»»

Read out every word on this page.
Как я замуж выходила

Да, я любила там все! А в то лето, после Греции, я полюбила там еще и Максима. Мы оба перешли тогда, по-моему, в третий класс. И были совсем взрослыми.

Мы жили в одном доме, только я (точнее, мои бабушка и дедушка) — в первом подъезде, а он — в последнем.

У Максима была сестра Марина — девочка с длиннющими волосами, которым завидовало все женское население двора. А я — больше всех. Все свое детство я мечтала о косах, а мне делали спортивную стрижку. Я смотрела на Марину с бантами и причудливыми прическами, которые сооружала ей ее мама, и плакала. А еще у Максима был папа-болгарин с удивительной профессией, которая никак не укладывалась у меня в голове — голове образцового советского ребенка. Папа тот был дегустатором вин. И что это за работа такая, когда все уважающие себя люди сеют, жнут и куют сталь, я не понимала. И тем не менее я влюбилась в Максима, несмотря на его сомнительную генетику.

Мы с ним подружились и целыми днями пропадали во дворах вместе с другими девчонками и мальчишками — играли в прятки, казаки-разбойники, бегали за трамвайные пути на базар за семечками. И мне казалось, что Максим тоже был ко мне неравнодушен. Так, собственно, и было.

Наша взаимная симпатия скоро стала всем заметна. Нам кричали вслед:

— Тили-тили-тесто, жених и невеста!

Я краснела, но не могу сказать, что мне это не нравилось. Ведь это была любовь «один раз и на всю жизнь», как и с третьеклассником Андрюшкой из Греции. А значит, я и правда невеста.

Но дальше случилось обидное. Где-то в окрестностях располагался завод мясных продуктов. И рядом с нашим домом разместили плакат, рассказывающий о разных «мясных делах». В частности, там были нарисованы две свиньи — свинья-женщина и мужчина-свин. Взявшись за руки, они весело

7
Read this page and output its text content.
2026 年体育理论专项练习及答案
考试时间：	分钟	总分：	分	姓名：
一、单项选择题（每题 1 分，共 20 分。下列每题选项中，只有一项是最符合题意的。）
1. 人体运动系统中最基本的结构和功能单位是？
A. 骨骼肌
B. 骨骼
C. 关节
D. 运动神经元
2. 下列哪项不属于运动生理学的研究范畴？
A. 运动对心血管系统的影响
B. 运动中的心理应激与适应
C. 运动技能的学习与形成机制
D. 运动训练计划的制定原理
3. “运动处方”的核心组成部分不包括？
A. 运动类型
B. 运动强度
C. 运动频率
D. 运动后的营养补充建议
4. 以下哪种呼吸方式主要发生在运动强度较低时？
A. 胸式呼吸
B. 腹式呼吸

««
»»

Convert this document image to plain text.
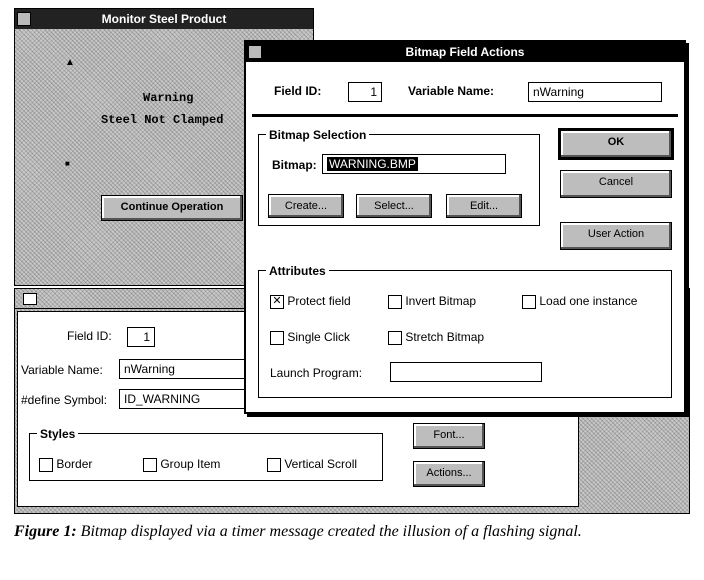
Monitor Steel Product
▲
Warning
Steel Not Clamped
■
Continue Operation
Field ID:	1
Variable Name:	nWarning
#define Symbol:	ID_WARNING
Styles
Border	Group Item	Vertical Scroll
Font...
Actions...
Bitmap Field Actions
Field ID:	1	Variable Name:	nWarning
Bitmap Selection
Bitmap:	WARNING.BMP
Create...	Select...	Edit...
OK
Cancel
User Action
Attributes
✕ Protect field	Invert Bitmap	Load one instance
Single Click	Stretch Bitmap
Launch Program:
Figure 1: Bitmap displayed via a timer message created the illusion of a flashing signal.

««
»»

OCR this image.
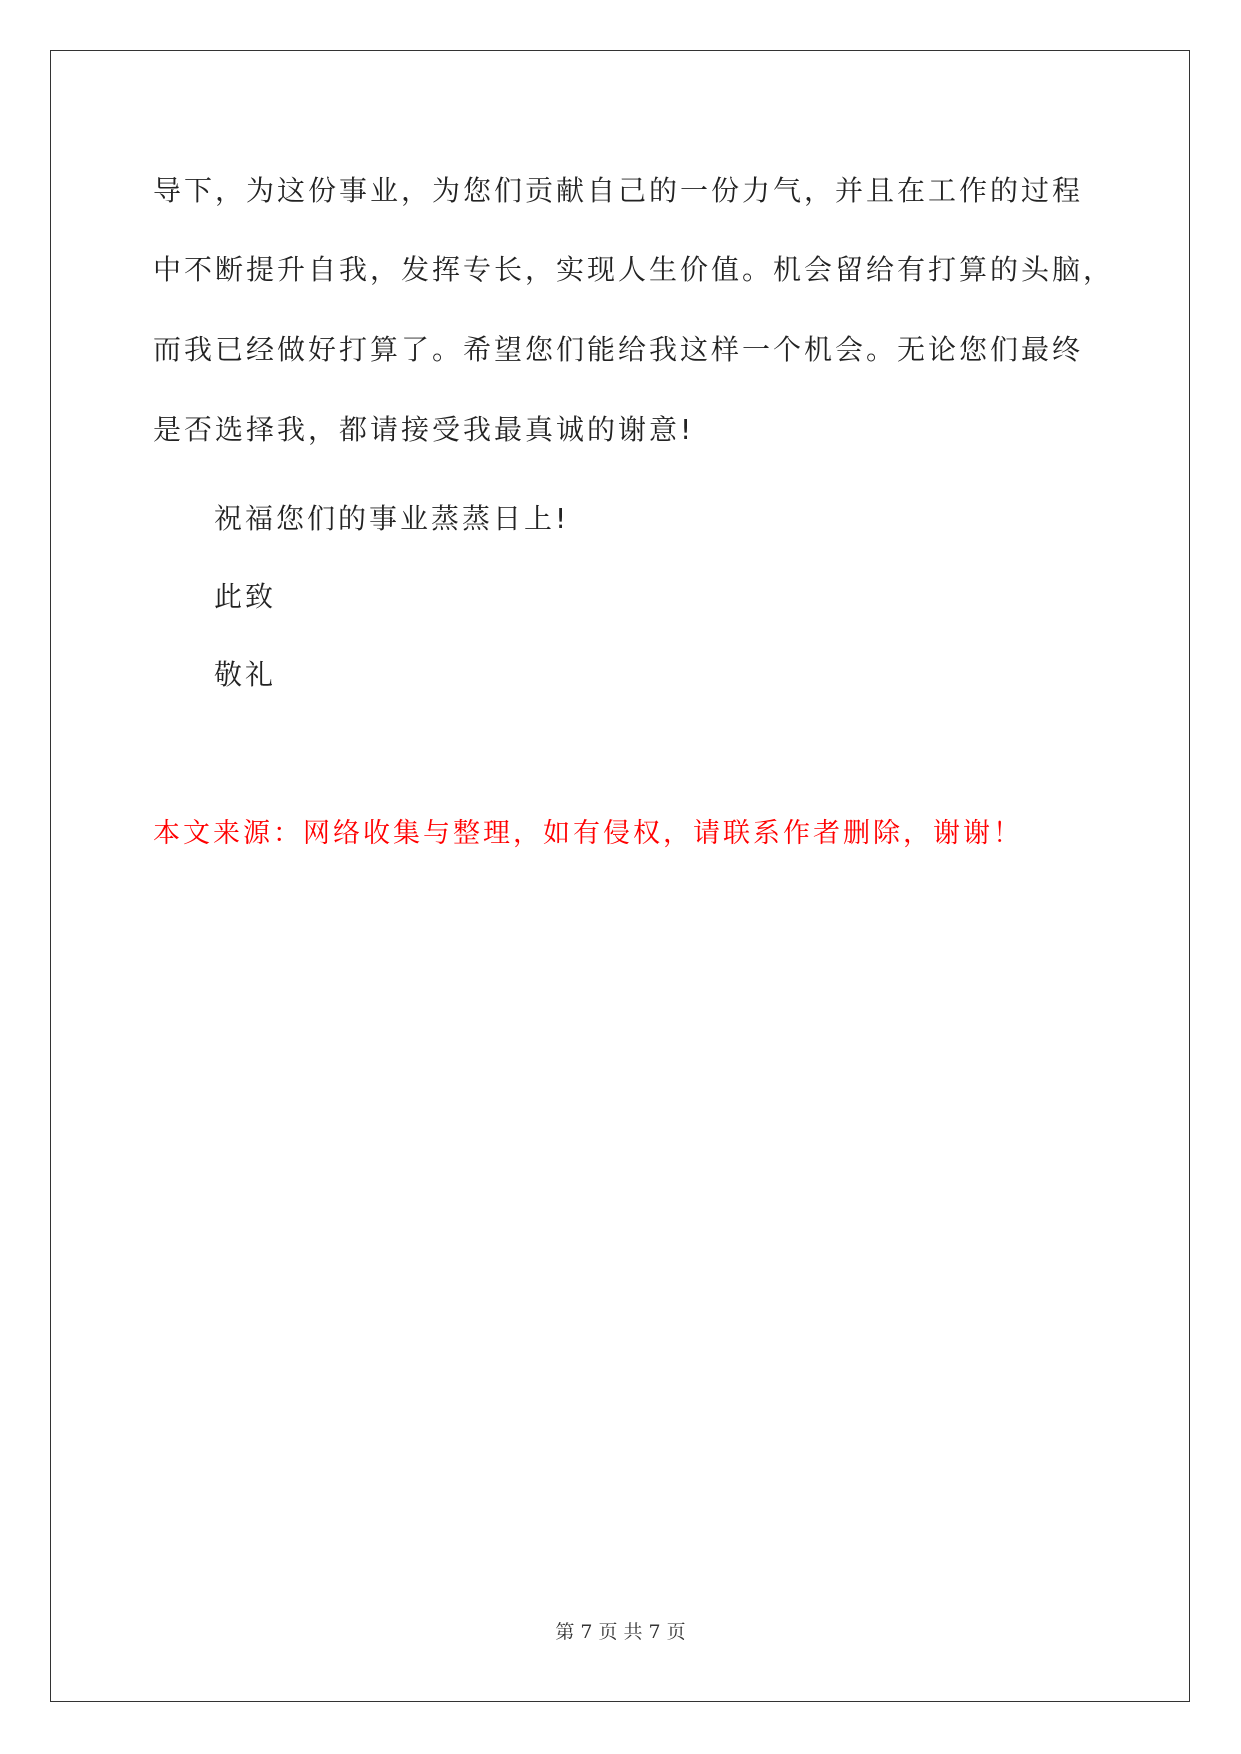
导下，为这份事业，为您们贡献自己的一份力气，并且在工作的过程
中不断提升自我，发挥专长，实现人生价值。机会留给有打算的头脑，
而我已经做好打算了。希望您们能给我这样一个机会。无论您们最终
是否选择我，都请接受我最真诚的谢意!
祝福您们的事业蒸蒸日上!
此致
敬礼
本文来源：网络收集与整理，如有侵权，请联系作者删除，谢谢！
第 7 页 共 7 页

««

→ Requirements: Note each line of the entries that has "image" in it, and copy those lines.

→ Task answer:
Convert this document image to plain text.
OCR this image.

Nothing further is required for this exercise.